(Dataset records)
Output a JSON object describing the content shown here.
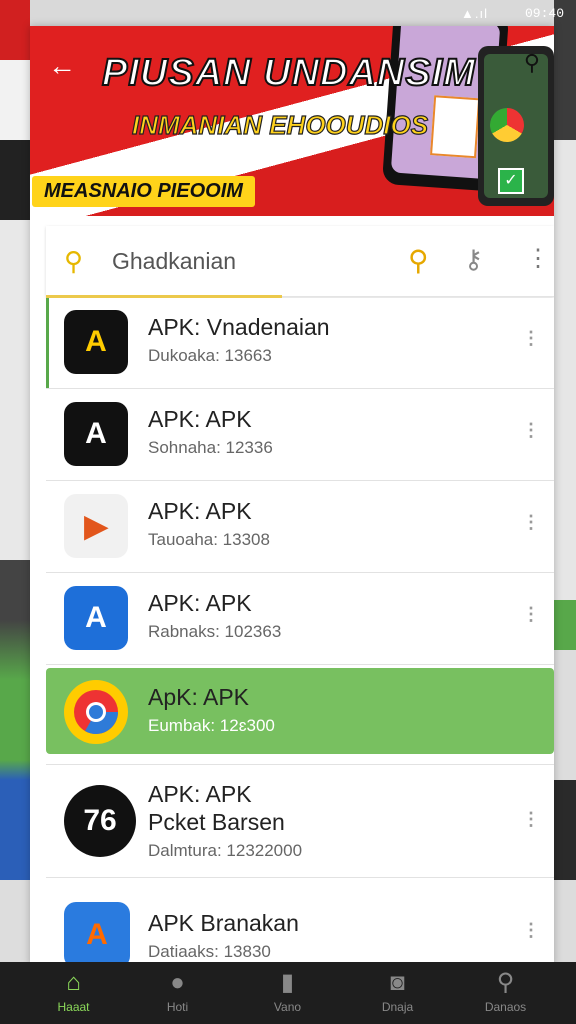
{
  "status_bar": {
    "signal": "▲.ıl",
    "time": "09:40"
  },
  "banner": {
    "title": "PIUSAN UNDANSIM",
    "subtitle": "INMANIAN EHOOUDIOS",
    "badge": "MEASNAIO PIEOOIM",
    "back_icon": "arrow-left-icon",
    "search_icon": "search-icon"
  },
  "search": {
    "query": "Ghadkanian"
  },
  "apps": [
    {
      "name": "APK: Vnadenaian",
      "sub": "Dukoaka: 13663",
      "icon_text": "A"
    },
    {
      "name": "APK: APK",
      "sub": "Sohnaha: 12336",
      "icon_text": "A"
    },
    {
      "name": "APK: APK",
      "sub": "Tauoaha: 13308",
      "icon_text": "▶"
    },
    {
      "name": "APK: APK",
      "sub": "Rabnaks: 102363",
      "icon_text": "A"
    },
    {
      "name": "ApK: APK",
      "sub": "Eumbak: 12ɛ300",
      "icon_text": ""
    },
    {
      "name": "APK: APK",
      "name2": "Pcket Barsen",
      "sub": "Dalmtura: 12322000",
      "icon_text": "76"
    },
    {
      "name": "APK Branakan",
      "sub": "Datiaaks: 13830",
      "icon_text": "A"
    }
  ],
  "nav": [
    {
      "label": "Haaat",
      "icon": "home-icon",
      "glyph": "⌂"
    },
    {
      "label": "Hoti",
      "icon": "person-icon",
      "glyph": "●"
    },
    {
      "label": "Vano",
      "icon": "square-icon",
      "glyph": "▮"
    },
    {
      "label": "Dnaja",
      "icon": "camera-icon",
      "glyph": "◙"
    },
    {
      "label": "Danaos",
      "icon": "search-icon",
      "glyph": "⚲"
    }
  ]
}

* [WHAT IS NEEDED]
Gather each line holding the string "label".

* [REPLY TO THE EXERCISE]
      "label": "Haaat",
      "label": "Hoti",
      "label": "Vano",
      "label": "Dnaja",
      "label": "Danaos",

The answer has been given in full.